- **Exercise aim**
For the listing below, give the count of lines containing the string "neuen" and nothing else.

- **Task material**
══════════

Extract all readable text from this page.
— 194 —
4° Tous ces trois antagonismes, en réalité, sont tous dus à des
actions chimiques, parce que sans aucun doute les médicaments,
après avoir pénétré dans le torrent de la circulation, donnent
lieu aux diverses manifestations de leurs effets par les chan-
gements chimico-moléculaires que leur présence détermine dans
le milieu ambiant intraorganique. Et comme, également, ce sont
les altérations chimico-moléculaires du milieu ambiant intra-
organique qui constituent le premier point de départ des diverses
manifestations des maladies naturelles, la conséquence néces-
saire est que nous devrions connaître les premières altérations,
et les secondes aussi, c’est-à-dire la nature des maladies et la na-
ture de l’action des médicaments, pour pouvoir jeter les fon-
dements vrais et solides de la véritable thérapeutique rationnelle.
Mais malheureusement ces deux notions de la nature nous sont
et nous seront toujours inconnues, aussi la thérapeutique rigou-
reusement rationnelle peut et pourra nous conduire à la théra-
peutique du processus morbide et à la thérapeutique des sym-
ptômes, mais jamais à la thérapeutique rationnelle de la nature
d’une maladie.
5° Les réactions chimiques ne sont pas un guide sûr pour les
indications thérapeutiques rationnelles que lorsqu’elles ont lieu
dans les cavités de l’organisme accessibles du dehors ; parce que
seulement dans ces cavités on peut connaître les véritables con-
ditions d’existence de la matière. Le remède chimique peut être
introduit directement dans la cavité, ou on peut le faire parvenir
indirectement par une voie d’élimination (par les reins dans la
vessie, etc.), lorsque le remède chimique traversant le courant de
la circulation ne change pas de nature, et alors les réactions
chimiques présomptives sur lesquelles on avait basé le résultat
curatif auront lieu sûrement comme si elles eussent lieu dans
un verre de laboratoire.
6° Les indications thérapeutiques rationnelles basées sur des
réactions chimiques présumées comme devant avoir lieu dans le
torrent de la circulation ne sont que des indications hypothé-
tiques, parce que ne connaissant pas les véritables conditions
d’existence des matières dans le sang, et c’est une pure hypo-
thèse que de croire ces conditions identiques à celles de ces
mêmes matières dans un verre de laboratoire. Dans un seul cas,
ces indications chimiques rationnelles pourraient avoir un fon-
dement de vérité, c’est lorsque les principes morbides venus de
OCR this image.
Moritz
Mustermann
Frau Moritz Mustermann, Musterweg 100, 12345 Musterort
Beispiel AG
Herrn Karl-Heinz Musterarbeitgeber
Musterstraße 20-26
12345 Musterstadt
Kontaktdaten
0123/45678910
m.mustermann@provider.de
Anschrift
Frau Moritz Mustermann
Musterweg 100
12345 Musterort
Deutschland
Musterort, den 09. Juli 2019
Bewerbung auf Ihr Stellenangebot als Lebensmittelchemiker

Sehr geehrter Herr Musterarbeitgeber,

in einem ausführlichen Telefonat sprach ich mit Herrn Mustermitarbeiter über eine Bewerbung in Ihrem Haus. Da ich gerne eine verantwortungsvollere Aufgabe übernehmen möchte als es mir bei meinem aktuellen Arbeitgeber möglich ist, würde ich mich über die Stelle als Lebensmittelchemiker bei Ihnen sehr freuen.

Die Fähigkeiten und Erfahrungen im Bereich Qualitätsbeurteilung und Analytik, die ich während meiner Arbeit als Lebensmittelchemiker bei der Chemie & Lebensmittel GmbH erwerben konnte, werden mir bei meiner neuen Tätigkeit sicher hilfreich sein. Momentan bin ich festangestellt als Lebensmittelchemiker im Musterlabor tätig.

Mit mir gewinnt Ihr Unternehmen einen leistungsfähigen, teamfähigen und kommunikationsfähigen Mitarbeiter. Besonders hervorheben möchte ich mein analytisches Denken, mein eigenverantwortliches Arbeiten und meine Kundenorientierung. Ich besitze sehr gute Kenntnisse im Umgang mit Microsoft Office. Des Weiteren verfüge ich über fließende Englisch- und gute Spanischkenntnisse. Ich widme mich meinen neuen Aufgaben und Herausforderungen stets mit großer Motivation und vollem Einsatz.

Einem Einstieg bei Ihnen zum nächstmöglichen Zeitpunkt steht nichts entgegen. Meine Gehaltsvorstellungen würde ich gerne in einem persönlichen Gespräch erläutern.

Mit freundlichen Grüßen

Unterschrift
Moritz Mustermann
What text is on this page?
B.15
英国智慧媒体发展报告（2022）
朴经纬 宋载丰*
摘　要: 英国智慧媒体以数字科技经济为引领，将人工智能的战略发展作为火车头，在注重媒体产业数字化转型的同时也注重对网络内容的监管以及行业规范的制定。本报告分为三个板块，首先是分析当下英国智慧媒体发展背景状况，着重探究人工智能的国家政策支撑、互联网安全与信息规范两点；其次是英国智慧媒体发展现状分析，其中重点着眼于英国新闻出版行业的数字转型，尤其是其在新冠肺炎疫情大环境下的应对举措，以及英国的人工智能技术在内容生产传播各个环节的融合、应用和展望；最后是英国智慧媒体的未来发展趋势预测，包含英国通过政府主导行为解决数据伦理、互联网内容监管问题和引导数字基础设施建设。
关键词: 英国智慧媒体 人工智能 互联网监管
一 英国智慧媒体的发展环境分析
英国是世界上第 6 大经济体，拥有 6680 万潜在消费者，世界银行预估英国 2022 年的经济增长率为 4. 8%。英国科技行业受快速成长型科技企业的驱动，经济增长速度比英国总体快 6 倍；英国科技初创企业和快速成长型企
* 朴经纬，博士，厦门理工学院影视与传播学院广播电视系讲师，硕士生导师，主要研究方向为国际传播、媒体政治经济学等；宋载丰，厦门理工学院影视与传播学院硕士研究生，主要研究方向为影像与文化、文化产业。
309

══════════

- **Task output**
2